▶ _INSTRUCTIONS FOR THE TASK_
Reproduce all entries precisely as they are written.

+++ SOURCE MATERIAL

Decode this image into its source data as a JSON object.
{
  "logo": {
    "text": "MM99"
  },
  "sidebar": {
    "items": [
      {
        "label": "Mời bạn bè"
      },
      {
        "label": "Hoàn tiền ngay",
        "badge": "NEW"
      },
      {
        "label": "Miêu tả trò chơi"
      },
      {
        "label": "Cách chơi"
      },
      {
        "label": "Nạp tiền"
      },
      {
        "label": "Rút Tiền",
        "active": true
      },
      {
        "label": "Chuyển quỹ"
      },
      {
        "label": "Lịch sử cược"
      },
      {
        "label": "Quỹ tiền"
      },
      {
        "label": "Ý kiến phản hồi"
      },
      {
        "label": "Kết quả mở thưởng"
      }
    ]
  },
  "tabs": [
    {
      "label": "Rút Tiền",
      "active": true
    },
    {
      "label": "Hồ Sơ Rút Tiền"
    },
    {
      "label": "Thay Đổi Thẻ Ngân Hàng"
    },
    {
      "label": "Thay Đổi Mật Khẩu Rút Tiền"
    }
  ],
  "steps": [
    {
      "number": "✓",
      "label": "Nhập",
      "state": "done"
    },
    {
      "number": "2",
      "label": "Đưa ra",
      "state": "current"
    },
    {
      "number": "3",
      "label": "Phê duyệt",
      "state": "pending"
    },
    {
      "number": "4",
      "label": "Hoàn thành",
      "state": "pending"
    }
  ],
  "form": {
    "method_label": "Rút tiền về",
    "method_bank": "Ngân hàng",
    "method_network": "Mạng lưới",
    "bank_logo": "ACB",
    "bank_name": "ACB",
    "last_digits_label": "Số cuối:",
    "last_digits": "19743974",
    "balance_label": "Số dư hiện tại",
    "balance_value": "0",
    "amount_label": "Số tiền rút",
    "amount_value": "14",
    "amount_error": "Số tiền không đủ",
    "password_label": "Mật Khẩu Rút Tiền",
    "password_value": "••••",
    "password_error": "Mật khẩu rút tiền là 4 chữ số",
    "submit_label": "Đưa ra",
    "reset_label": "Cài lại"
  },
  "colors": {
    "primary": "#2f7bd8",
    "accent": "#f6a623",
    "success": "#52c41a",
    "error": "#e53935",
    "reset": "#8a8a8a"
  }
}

++++++

▶ _CORRECT ANSWER_
Decode this image into its source data as a JSON object.
{
  "logo": {
    "text": "MM99"
  },
  "sidebar": {
    "items": [
      {
        "label": "Mời bạn bè"
      },
      {
        "label": "Hoàn tiền ngay",
        "badge": "NEW"
      },
      {
        "label": "Miêu tả trò chơi"
      },
      {
        "label": "Cách chơi"
      },
      {
        "label": "Nạp tiền"
      },
      {
        "label": "Rút Tiền",
        "active": true
      },
      {
        "label": "Chuyển quỹ"
      },
      {
        "label": "Lịch sử cược"
      },
      {
        "label": "Quỹ tiền"
      },
      {
        "label": "Ý kiến phản hồi"
      },
      {
        "label": "Kết quả mở thưởng"
      }
    ]
  },
  "tabs": [
    {
      "label": "Rút Tiền",
      "active": true
    },
    {
      "label": "Hồ Sơ Rút Tiền"
    },
    {
      "label": "Thay Đổi Thẻ Ngân Hàng"
    },
    {
      "label": "Thay Đổi Mật Khẩu Rút Tiền"
    }
  ],
  "steps": [
    {
      "number": "✓",
      "label": "Nhập",
      "state": "done"
    },
    {
      "number": "2",
      "label": "Đưa ra",
      "state": "current"
    },
    {
      "number": "3",
      "label": "Phê duyệt",
      "state": "pending"
    },
    {
      "number": "4",
      "label": "Hoàn thành",
      "state": "pending"
    }
  ],
  "form": {
    "method_label": "Rút tiền về",
    "method_bank": "Ngân hàng",
    "method_network": "Mạng lưới",
    "bank_logo": "ACB",
    "bank_name": "ACB",
    "last_digits_label": "Số cuối:",
    "last_digits": "19743974",
    "balance_label": "Số dư hiện tại",
    "balance_value": "0",
    "amount_label": "Số tiền rút",
    "amount_value": "14",
    "amount_error": "Số tiền không đủ",
    "password_label": "Mật Khẩu Rút Tiền",
    "password_value": "••••",
    "password_error": "Mật khẩu rút tiền là 4 chữ số",
    "submit_label": "Đưa ra",
    "reset_label": "Cài lại"
  },
  "colors": {
    "primary": "#2f7bd8",
    "accent": "#f6a623",
    "success": "#52c41a",
    "error": "#e53935",
    "reset": "#8a8a8a"
  }
}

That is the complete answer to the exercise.